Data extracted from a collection

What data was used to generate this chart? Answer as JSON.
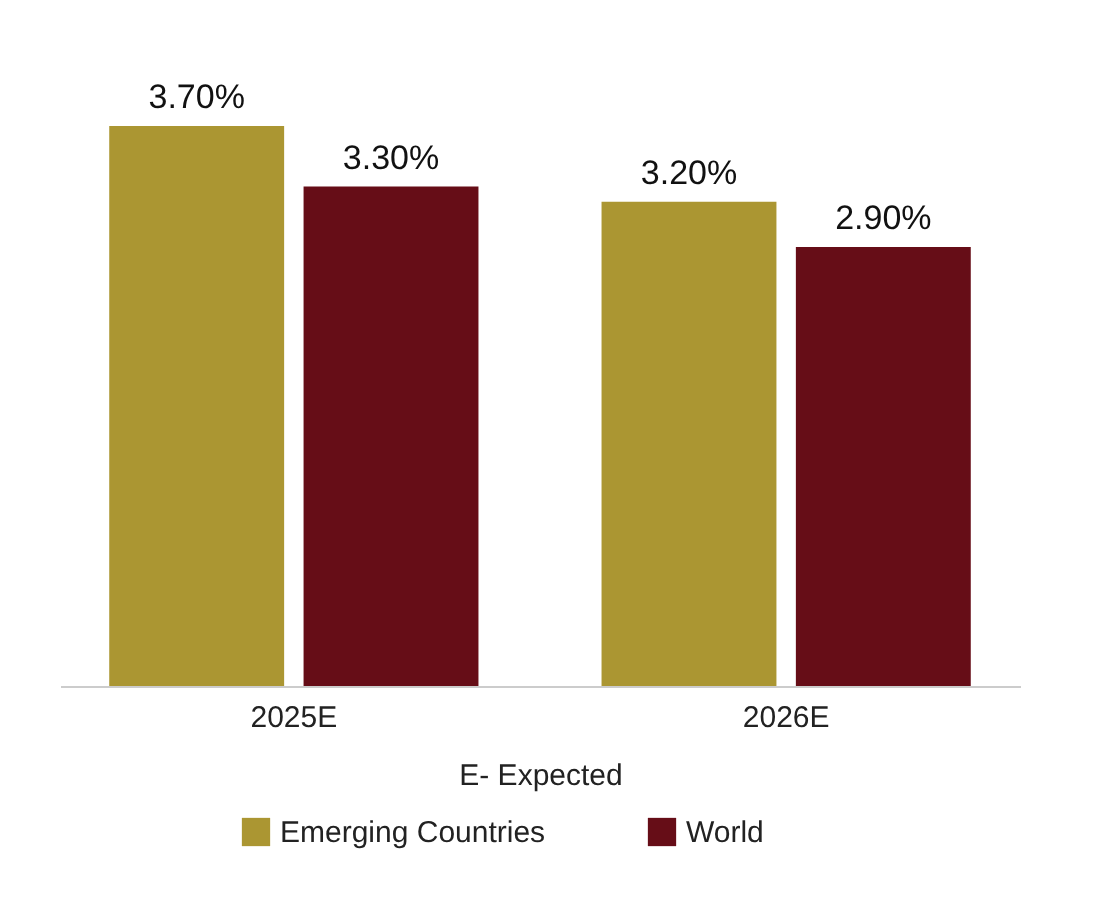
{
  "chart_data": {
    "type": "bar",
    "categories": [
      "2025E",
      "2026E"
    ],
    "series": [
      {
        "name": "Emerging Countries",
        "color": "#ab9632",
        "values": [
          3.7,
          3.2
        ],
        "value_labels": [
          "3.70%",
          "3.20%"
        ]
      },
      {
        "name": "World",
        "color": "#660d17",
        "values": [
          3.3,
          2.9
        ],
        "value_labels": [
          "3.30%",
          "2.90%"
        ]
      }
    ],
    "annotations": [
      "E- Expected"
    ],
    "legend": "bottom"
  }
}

■ Goal: All of the material above needs to be restated exactly, with no pictures.

■ Output:
What data was used to generate this chart? Answer as JSON.
{
  "chart_data": {
    "type": "bar",
    "categories": [
      "2025E",
      "2026E"
    ],
    "series": [
      {
        "name": "Emerging Countries",
        "color": "#ab9632",
        "values": [
          3.7,
          3.2
        ],
        "value_labels": [
          "3.70%",
          "3.20%"
        ]
      },
      {
        "name": "World",
        "color": "#660d17",
        "values": [
          3.3,
          2.9
        ],
        "value_labels": [
          "3.30%",
          "2.90%"
        ]
      }
    ],
    "annotations": [
      "E- Expected"
    ],
    "legend": "bottom"
  }
}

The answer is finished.